Wednesday, September 4, 2013

Dinner Parties

Fifteenth Sunday after Pentecost - Proper 17 – Year C
September 1, 2013
Luke 14:1, 7-14

On one occasion when Jesus was going to the house of a leader of the Pharisees to eat a meal on the sabbath, they were watching him closely.

When he noticed how the guests chose the places of honor, he told them a parable. "When you are invited by someone to a wedding banquet, do not sit down at the place of honor, in case someone more distinguished than you has been invited by your host; and the host who invited both of you may come and say to you, 'Give this person your place', and then in disgrace you would start to take the lowest place. But when you are invited, go and sit down at the lowest place, so that when your host comes, he may say to you, 'Friend, move up higher'; then you will be honored in the presence of all who sit at the table with you. For all who exalt themselves will be humbled, and those who humble themselves will be exalted."

= DATA EXCERPT =
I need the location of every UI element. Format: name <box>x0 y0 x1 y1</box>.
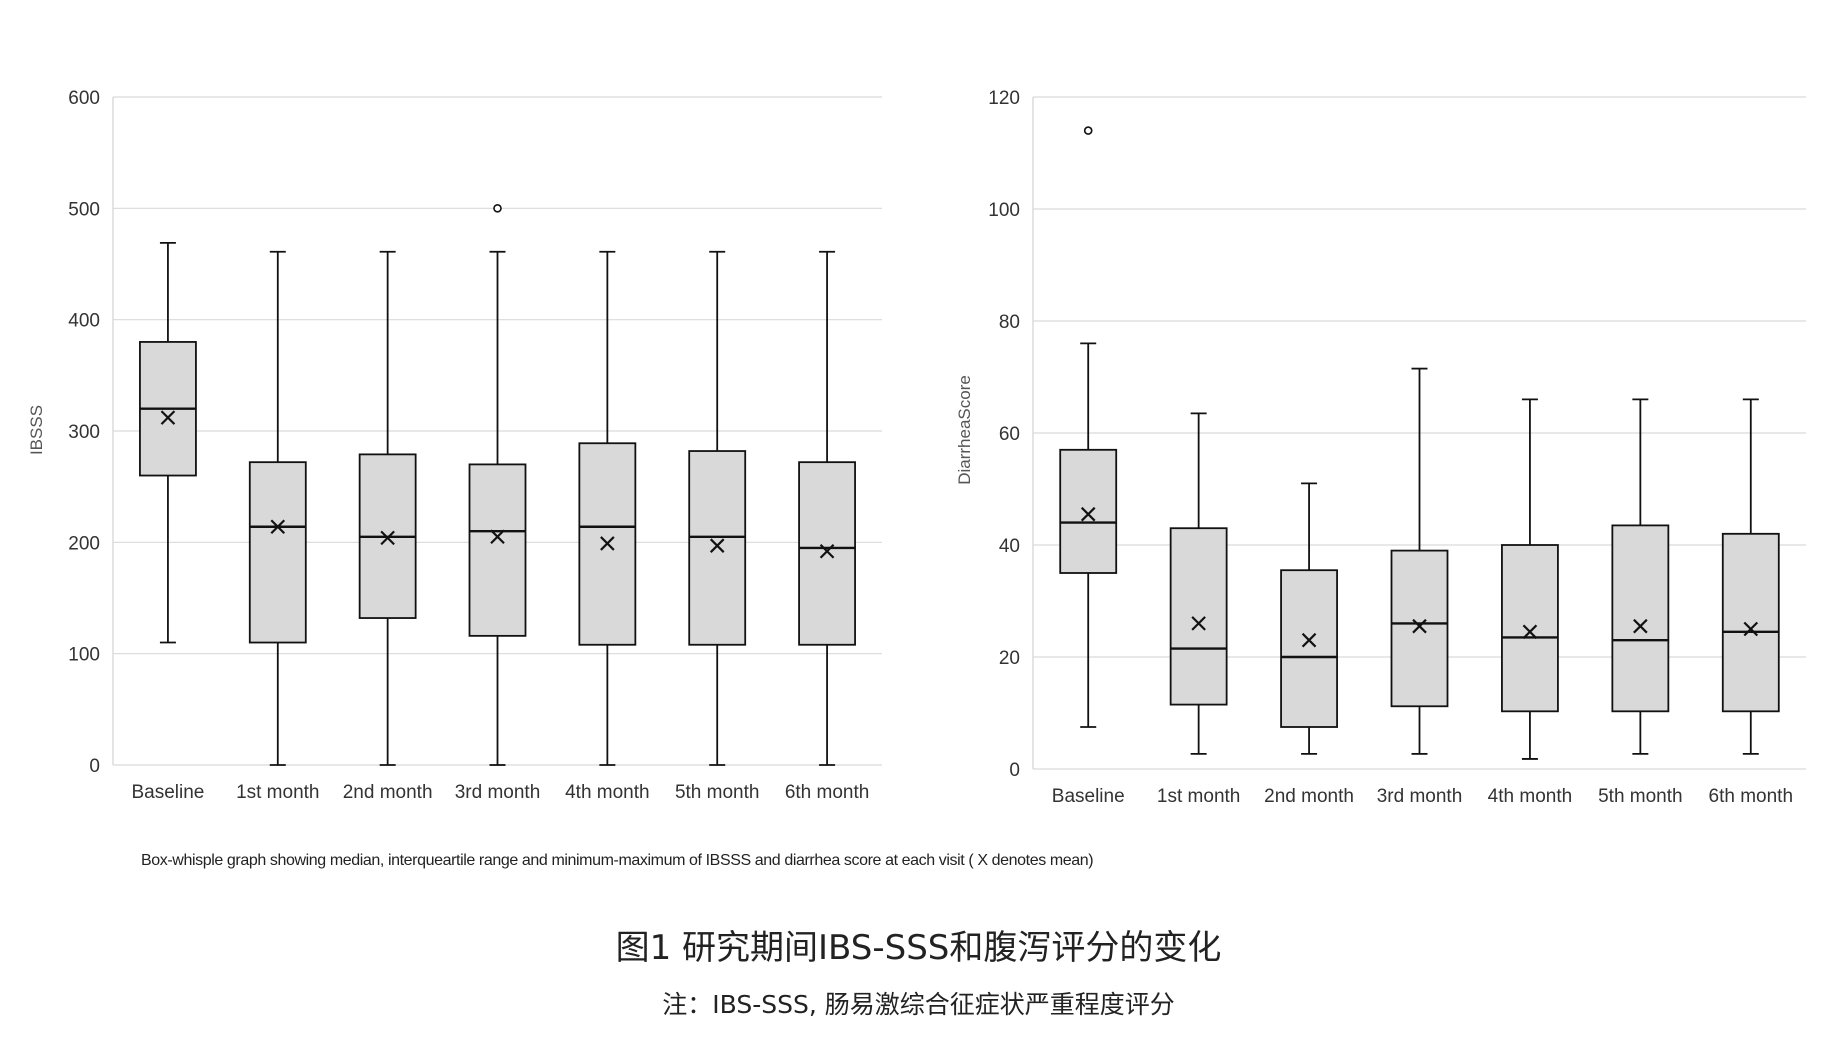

= PROMPT 1 =
Please copy everything from "Dinner Parties" down to "watching him closely." in the Luke 14 text, changing "meal" to "dinner".
= PROMPT 2 =
According to the Luke 14 text, what did Jesus notice before telling the guests a parable?

= SOLUTION 1 =
Dinner Parties

Fifteenth Sunday after Pentecost - Proper 17 – Year C
September 1, 2013
Luke 14:1, 7-14

On one occasion when Jesus was going to the house of a leader of the Pharisees to eat a dinner on the sabbath, they were watching him closely.

= SOLUTION 2 =
He noticed how the guests chose the places of honor.